▶ [To be done] Below is a set of records; restate each one word for word.

▶ [Material shown]

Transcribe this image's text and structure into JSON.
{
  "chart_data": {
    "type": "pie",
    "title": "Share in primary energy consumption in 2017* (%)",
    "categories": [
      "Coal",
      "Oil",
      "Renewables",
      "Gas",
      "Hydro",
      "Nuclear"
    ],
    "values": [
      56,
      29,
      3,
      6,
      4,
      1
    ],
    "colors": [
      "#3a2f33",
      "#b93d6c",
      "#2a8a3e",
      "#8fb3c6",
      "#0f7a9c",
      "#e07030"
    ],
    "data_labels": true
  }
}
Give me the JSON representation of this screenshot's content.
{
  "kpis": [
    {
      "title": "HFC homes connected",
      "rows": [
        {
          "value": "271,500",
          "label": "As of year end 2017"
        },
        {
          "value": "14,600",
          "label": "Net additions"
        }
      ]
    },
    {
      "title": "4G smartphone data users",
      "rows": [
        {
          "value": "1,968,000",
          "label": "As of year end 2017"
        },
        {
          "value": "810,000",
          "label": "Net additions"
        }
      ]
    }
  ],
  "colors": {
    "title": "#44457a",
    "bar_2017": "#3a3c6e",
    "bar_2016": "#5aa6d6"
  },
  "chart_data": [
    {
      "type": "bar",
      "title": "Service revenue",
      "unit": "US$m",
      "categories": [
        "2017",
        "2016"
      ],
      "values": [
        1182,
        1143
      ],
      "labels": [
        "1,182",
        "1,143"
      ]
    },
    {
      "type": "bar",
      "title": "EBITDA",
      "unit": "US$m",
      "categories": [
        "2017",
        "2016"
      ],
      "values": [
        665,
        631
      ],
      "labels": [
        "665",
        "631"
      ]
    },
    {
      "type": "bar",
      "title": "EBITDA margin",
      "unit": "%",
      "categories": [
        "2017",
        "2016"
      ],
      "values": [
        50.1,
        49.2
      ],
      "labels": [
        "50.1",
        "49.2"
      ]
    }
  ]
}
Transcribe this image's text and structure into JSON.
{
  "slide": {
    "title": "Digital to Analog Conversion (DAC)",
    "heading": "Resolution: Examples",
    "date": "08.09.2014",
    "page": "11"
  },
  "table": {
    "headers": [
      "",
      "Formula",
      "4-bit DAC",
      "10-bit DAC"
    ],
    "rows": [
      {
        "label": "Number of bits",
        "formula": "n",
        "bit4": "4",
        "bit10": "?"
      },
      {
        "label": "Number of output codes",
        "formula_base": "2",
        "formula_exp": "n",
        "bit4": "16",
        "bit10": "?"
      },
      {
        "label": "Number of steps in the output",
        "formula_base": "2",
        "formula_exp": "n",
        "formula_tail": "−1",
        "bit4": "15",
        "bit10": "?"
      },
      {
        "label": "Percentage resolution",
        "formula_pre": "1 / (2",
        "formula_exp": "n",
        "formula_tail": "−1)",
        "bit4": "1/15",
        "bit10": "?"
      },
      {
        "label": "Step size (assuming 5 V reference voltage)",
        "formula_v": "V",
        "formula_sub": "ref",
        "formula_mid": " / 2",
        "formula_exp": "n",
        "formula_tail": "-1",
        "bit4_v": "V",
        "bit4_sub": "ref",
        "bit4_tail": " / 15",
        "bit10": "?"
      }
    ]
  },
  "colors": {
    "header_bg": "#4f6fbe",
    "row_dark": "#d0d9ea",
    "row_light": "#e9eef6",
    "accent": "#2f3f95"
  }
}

▶ [Solution for this task]
Transcribe this image's text and structure into JSON.
{
  "chart_data": {
    "type": "pie",
    "title": "Share in primary energy consumption in 2017* (%)",
    "categories": [
      "Coal",
      "Oil",
      "Renewables",
      "Gas",
      "Hydro",
      "Nuclear"
    ],
    "values": [
      56,
      29,
      3,
      6,
      4,
      1
    ],
    "colors": [
      "#3a2f33",
      "#b93d6c",
      "#2a8a3e",
      "#8fb3c6",
      "#0f7a9c",
      "#e07030"
    ],
    "data_labels": true
  }
}
Give me the JSON representation of this screenshot's content.
{
  "kpis": [
    {
      "title": "HFC homes connected",
      "rows": [
        {
          "value": "271,500",
          "label": "As of year end 2017"
        },
        {
          "value": "14,600",
          "label": "Net additions"
        }
      ]
    },
    {
      "title": "4G smartphone data users",
      "rows": [
        {
          "value": "1,968,000",
          "label": "As of year end 2017"
        },
        {
          "value": "810,000",
          "label": "Net additions"
        }
      ]
    }
  ],
  "colors": {
    "title": "#44457a",
    "bar_2017": "#3a3c6e",
    "bar_2016": "#5aa6d6"
  },
  "chart_data": [
    {
      "type": "bar",
      "title": "Service revenue",
      "unit": "US$m",
      "categories": [
        "2017",
        "2016"
      ],
      "values": [
        1182,
        1143
      ],
      "labels": [
        "1,182",
        "1,143"
      ]
    },
    {
      "type": "bar",
      "title": "EBITDA",
      "unit": "US$m",
      "categories": [
        "2017",
        "2016"
      ],
      "values": [
        665,
        631
      ],
      "labels": [
        "665",
        "631"
      ]
    },
    {
      "type": "bar",
      "title": "EBITDA margin",
      "unit": "%",
      "categories": [
        "2017",
        "2016"
      ],
      "values": [
        50.1,
        49.2
      ],
      "labels": [
        "50.1",
        "49.2"
      ]
    }
  ]
}
Transcribe this image's text and structure into JSON.
{
  "slide": {
    "title": "Digital to Analog Conversion (DAC)",
    "heading": "Resolution: Examples",
    "date": "08.09.2014",
    "page": "11"
  },
  "table": {
    "headers": [
      "",
      "Formula",
      "4-bit DAC",
      "10-bit DAC"
    ],
    "rows": [
      {
        "label": "Number of bits",
        "formula": "n",
        "bit4": "4",
        "bit10": "?"
      },
      {
        "label": "Number of output codes",
        "formula_base": "2",
        "formula_exp": "n",
        "bit4": "16",
        "bit10": "?"
      },
      {
        "label": "Number of steps in the output",
        "formula_base": "2",
        "formula_exp": "n",
        "formula_tail": "−1",
        "bit4": "15",
        "bit10": "?"
      },
      {
        "label": "Percentage resolution",
        "formula_pre": "1 / (2",
        "formula_exp": "n",
        "formula_tail": "−1)",
        "bit4": "1/15",
        "bit10": "?"
      },
      {
        "label": "Step size (assuming 5 V reference voltage)",
        "formula_v": "V",
        "formula_sub": "ref",
        "formula_mid": " / 2",
        "formula_exp": "n",
        "formula_tail": "-1",
        "bit4_v": "V",
        "bit4_sub": "ref",
        "bit4_tail": " / 15",
        "bit10": "?"
      }
    ]
  },
  "colors": {
    "header_bg": "#4f6fbe",
    "row_dark": "#d0d9ea",
    "row_light": "#e9eef6",
    "accent": "#2f3f95"
  }
}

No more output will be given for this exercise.